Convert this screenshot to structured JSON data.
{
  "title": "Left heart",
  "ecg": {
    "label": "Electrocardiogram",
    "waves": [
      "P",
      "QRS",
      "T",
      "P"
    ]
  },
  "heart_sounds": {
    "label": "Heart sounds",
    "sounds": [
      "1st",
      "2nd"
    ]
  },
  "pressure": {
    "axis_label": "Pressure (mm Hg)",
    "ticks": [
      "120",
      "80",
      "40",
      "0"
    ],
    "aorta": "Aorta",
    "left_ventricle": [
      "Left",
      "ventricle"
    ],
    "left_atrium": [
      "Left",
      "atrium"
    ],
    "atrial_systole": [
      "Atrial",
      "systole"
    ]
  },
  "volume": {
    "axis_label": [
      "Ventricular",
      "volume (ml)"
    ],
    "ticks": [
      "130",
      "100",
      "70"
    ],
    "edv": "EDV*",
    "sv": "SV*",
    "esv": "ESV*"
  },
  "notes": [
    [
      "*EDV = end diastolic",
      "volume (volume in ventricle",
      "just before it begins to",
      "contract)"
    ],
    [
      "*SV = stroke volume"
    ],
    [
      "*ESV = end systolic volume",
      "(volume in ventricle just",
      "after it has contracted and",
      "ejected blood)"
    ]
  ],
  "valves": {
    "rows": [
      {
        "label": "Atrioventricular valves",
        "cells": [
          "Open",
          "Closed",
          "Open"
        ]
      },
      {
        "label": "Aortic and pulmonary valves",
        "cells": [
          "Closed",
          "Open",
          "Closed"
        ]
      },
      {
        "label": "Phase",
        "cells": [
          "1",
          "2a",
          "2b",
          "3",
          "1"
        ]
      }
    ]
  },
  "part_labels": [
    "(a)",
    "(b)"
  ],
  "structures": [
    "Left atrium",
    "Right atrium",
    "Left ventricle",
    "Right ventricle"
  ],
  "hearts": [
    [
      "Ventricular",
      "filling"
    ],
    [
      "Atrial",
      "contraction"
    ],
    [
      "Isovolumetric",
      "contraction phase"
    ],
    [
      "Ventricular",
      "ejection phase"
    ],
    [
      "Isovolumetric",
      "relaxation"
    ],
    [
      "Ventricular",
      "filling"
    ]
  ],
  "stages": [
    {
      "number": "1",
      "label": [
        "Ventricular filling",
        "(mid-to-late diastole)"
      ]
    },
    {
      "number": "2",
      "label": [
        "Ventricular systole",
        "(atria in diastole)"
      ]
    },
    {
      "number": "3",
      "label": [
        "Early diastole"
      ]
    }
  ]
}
================================
_What is required_
Scan the records above, count the lines with "diastole" in them, and give only the number.

_Final result_
3